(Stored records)
## begin
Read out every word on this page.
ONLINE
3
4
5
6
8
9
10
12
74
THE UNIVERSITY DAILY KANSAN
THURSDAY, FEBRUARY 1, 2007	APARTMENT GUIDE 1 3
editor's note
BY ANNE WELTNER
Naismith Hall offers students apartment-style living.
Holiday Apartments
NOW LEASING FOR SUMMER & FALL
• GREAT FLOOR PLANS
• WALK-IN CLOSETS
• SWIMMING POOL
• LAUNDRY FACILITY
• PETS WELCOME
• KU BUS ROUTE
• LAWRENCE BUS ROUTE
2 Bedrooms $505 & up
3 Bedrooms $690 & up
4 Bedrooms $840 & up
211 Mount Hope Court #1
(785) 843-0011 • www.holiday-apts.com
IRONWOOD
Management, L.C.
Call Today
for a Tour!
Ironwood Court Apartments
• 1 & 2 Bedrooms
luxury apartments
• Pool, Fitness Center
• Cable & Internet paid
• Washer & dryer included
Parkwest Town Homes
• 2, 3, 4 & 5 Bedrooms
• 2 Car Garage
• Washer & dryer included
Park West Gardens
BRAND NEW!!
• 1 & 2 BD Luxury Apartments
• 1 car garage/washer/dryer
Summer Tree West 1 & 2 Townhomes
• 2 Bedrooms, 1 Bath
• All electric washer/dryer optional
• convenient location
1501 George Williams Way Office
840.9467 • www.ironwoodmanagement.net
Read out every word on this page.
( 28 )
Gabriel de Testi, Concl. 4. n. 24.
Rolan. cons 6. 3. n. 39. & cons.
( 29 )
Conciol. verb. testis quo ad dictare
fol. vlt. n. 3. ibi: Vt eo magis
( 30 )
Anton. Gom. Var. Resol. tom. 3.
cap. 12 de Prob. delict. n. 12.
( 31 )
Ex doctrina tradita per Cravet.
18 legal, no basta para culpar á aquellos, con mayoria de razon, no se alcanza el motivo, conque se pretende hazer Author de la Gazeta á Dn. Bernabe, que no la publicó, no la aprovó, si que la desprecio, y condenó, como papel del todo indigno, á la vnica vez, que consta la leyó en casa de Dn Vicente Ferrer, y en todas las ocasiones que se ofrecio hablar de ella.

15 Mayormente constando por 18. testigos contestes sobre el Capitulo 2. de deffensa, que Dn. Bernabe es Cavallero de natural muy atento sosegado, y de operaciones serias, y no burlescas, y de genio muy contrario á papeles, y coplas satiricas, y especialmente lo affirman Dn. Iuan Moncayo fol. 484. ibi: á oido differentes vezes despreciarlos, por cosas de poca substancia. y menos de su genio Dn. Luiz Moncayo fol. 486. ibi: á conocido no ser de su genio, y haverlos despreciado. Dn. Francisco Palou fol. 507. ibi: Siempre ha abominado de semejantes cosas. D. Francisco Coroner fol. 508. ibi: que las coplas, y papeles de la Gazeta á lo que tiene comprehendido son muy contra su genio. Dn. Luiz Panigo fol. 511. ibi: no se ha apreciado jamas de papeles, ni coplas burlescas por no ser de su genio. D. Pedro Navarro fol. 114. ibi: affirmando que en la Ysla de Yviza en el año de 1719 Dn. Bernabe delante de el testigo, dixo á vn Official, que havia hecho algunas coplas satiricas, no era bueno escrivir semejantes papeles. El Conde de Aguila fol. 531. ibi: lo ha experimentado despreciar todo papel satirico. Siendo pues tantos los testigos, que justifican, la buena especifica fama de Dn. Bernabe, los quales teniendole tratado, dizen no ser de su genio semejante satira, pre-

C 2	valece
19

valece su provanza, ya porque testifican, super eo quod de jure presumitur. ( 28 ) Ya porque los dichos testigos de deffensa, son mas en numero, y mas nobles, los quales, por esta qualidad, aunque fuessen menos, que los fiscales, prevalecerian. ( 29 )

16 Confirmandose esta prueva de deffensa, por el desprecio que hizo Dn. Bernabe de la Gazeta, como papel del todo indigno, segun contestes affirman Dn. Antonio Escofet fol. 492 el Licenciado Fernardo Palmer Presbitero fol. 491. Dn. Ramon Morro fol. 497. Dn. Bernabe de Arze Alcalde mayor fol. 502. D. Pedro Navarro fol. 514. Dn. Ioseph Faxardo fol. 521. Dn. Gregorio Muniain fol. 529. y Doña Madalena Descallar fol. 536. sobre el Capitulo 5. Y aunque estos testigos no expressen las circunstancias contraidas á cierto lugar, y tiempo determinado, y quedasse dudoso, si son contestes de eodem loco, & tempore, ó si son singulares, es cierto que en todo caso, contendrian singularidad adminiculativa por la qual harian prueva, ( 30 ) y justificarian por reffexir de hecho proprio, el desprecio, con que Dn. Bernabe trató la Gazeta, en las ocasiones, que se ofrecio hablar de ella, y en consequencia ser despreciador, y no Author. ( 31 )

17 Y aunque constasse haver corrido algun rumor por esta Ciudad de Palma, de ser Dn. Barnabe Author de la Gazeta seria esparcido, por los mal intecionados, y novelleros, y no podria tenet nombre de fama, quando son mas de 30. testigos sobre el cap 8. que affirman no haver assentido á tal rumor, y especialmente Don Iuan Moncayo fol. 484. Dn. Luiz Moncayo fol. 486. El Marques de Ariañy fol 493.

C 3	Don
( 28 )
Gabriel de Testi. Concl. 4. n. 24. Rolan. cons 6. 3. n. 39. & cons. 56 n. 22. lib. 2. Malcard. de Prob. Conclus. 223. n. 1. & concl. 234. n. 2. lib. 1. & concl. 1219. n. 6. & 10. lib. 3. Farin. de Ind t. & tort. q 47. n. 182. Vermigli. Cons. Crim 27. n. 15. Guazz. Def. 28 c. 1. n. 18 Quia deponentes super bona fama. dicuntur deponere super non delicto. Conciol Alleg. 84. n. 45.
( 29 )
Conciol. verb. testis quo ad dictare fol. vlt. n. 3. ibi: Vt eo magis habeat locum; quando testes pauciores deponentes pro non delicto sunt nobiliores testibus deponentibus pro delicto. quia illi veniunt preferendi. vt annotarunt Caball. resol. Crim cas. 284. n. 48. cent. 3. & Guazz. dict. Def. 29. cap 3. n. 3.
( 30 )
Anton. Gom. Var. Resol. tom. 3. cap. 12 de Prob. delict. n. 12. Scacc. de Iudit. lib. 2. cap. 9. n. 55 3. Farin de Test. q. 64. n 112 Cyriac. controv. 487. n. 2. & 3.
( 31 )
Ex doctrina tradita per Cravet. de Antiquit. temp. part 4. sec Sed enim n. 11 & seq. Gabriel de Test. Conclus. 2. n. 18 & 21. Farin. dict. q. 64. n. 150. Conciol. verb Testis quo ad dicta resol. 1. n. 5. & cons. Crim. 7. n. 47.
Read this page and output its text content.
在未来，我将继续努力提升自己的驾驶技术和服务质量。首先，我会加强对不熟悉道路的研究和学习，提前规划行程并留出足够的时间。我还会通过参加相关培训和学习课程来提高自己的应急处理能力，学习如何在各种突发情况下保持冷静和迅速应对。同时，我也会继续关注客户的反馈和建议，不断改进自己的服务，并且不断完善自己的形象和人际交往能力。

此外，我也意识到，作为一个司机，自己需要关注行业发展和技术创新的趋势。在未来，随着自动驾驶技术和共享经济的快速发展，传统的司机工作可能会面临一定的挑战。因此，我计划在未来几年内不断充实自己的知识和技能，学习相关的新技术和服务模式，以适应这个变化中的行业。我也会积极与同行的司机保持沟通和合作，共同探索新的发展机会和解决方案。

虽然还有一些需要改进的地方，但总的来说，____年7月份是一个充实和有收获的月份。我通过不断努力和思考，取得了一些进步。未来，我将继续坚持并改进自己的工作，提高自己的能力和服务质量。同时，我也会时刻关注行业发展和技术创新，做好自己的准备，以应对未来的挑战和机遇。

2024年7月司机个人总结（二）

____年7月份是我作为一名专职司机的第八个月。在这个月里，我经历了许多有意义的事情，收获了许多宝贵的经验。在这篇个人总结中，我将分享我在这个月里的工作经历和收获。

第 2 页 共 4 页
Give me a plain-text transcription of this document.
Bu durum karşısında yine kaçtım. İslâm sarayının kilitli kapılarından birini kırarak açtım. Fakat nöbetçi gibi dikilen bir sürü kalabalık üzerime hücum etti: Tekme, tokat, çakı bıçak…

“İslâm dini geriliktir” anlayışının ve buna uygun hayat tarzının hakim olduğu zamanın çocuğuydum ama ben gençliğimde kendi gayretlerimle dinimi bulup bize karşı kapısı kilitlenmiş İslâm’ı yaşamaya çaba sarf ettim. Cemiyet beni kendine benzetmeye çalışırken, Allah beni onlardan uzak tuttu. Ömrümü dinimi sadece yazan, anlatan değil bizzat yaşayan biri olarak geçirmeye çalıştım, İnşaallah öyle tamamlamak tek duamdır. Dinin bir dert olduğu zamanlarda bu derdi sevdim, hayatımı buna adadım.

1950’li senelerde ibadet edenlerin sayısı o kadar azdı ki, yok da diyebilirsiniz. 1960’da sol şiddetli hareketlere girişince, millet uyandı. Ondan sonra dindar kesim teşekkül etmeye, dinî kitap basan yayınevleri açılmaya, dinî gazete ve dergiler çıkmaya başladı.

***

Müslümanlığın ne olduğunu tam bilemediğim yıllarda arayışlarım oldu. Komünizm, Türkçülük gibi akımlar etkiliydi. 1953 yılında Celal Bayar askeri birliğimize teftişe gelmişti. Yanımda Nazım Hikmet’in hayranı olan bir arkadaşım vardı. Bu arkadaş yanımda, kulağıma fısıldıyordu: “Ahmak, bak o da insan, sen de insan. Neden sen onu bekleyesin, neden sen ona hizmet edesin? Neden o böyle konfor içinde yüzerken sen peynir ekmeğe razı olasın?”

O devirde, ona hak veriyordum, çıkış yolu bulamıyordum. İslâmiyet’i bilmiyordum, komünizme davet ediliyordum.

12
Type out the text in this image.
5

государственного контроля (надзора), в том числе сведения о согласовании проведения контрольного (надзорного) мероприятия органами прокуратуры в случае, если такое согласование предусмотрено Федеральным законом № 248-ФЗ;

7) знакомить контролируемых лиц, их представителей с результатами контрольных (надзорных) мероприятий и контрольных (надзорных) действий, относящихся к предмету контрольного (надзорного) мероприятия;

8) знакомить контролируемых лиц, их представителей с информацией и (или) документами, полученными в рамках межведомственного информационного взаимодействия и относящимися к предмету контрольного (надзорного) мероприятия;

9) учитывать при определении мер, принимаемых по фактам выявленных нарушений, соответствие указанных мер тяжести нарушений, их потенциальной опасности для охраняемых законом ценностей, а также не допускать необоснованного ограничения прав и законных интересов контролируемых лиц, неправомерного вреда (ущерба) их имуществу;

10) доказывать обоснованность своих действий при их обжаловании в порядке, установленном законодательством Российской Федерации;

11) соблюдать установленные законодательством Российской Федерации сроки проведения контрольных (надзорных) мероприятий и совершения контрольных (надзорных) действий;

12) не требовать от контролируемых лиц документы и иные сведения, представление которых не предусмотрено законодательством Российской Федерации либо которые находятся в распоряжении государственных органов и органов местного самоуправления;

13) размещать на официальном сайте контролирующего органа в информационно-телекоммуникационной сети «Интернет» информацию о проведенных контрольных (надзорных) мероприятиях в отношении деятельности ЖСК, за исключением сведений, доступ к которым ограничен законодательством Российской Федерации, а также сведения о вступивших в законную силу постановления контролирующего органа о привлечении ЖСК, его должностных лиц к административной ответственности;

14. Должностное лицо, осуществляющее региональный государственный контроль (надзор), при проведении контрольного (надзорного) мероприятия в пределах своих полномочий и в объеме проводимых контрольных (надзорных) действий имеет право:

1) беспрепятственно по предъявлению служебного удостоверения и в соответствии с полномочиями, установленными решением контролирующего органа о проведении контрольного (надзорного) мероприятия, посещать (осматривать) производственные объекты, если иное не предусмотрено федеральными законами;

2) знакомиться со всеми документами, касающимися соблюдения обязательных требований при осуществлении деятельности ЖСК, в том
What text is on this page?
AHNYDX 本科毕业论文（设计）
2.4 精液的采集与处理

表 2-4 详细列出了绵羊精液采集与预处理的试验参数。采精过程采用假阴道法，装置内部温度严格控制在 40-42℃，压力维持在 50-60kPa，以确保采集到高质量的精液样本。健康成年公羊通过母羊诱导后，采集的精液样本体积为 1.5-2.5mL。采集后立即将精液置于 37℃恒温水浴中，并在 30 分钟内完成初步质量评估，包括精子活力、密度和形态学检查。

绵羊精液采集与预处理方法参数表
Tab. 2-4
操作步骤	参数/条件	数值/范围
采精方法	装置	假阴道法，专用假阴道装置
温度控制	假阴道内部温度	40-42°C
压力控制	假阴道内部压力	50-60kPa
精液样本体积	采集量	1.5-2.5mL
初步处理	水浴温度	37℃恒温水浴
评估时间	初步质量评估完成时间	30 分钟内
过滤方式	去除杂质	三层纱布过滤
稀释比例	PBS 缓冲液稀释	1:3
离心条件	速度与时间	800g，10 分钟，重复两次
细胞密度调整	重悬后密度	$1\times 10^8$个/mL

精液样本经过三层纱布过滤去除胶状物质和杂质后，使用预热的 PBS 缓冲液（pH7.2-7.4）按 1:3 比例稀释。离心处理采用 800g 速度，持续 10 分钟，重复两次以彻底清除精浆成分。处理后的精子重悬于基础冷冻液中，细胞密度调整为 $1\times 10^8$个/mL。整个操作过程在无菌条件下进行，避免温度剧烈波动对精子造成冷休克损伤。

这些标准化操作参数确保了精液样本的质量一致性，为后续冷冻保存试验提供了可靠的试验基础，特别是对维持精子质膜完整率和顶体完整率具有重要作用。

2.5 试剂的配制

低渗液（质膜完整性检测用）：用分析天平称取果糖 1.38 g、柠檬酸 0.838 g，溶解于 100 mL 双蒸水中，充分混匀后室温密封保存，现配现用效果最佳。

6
## end
What is needed:
Report only the number of lines in the records that include the word "doctrina".

Output below:
2